***** Information shown

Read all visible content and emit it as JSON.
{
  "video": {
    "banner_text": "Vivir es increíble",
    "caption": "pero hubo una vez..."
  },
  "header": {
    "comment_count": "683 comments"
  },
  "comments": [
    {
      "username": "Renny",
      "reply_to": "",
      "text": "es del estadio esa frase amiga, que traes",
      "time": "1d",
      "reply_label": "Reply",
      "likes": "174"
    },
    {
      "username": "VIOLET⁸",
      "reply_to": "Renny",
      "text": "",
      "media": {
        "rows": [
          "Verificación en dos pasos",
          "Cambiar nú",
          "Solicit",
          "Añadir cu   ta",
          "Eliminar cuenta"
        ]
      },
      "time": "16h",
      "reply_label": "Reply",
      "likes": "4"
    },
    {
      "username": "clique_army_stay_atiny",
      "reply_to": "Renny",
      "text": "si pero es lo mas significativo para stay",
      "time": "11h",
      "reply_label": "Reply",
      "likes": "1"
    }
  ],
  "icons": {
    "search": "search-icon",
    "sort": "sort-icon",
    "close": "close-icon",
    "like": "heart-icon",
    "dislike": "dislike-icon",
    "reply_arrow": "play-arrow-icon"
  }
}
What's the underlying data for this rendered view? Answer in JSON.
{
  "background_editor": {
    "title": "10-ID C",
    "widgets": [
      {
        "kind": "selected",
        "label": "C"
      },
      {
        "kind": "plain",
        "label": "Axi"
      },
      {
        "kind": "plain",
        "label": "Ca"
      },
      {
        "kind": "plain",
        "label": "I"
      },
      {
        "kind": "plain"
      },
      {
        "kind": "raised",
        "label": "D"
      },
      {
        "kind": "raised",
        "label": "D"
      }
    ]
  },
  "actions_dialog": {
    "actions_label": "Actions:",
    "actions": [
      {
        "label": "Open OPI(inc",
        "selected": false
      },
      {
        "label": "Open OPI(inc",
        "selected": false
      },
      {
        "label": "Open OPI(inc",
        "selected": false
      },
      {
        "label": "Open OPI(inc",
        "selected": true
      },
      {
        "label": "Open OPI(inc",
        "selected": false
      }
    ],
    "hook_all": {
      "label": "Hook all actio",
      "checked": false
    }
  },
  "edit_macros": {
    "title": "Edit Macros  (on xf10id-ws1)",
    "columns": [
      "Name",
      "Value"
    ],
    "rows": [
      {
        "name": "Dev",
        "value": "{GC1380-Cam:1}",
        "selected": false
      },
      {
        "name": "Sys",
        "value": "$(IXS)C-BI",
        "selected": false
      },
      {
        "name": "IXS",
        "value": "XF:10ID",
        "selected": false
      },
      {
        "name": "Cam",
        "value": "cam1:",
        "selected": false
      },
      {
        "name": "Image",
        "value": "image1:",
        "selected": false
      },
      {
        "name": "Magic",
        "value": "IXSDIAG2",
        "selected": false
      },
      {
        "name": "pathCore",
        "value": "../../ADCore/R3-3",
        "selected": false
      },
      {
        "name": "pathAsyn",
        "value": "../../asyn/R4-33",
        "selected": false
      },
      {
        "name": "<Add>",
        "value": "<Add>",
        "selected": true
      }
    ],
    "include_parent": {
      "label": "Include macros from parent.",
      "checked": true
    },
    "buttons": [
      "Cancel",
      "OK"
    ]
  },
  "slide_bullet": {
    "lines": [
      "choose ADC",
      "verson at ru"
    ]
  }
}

**********

> **Stated problem**
Each entry above is to be set down again in exactly the same words.

> **Complete answer**
Read all visible content and emit it as JSON.
{
  "video": {
    "banner_text": "Vivir es increíble",
    "caption": "pero hubo una vez..."
  },
  "header": {
    "comment_count": "683 comments"
  },
  "comments": [
    {
      "username": "Renny",
      "reply_to": "",
      "text": "es del estadio esa frase amiga, que traes",
      "time": "1d",
      "reply_label": "Reply",
      "likes": "174"
    },
    {
      "username": "VIOLET⁸",
      "reply_to": "Renny",
      "text": "",
      "media": {
        "rows": [
          "Verificación en dos pasos",
          "Cambiar nú",
          "Solicit",
          "Añadir cu   ta",
          "Eliminar cuenta"
        ]
      },
      "time": "16h",
      "reply_label": "Reply",
      "likes": "4"
    },
    {
      "username": "clique_army_stay_atiny",
      "reply_to": "Renny",
      "text": "si pero es lo mas significativo para stay",
      "time": "11h",
      "reply_label": "Reply",
      "likes": "1"
    }
  ],
  "icons": {
    "search": "search-icon",
    "sort": "sort-icon",
    "close": "close-icon",
    "like": "heart-icon",
    "dislike": "dislike-icon",
    "reply_arrow": "play-arrow-icon"
  }
}
What's the underlying data for this rendered view? Answer in JSON.
{
  "background_editor": {
    "title": "10-ID C",
    "widgets": [
      {
        "kind": "selected",
        "label": "C"
      },
      {
        "kind": "plain",
        "label": "Axi"
      },
      {
        "kind": "plain",
        "label": "Ca"
      },
      {
        "kind": "plain",
        "label": "I"
      },
      {
        "kind": "plain"
      },
      {
        "kind": "raised",
        "label": "D"
      },
      {
        "kind": "raised",
        "label": "D"
      }
    ]
  },
  "actions_dialog": {
    "actions_label": "Actions:",
    "actions": [
      {
        "label": "Open OPI(inc",
        "selected": false
      },
      {
        "label": "Open OPI(inc",
        "selected": false
      },
      {
        "label": "Open OPI(inc",
        "selected": false
      },
      {
        "label": "Open OPI(inc",
        "selected": true
      },
      {
        "label": "Open OPI(inc",
        "selected": false
      }
    ],
    "hook_all": {
      "label": "Hook all actio",
      "checked": false
    }
  },
  "edit_macros": {
    "title": "Edit Macros  (on xf10id-ws1)",
    "columns": [
      "Name",
      "Value"
    ],
    "rows": [
      {
        "name": "Dev",
        "value": "{GC1380-Cam:1}",
        "selected": false
      },
      {
        "name": "Sys",
        "value": "$(IXS)C-BI",
        "selected": false
      },
      {
        "name": "IXS",
        "value": "XF:10ID",
        "selected": false
      },
      {
        "name": "Cam",
        "value": "cam1:",
        "selected": false
      },
      {
        "name": "Image",
        "value": "image1:",
        "selected": false
      },
      {
        "name": "Magic",
        "value": "IXSDIAG2",
        "selected": false
      },
      {
        "name": "pathCore",
        "value": "../../ADCore/R3-3",
        "selected": false
      },
      {
        "name": "pathAsyn",
        "value": "../../asyn/R4-33",
        "selected": false
      },
      {
        "name": "<Add>",
        "value": "<Add>",
        "selected": true
      }
    ],
    "include_parent": {
      "label": "Include macros from parent.",
      "checked": true
    },
    "buttons": [
      "Cancel",
      "OK"
    ]
  },
  "slide_bullet": {
    "lines": [
      "choose ADC",
      "verson at ru"
    ]
  }
}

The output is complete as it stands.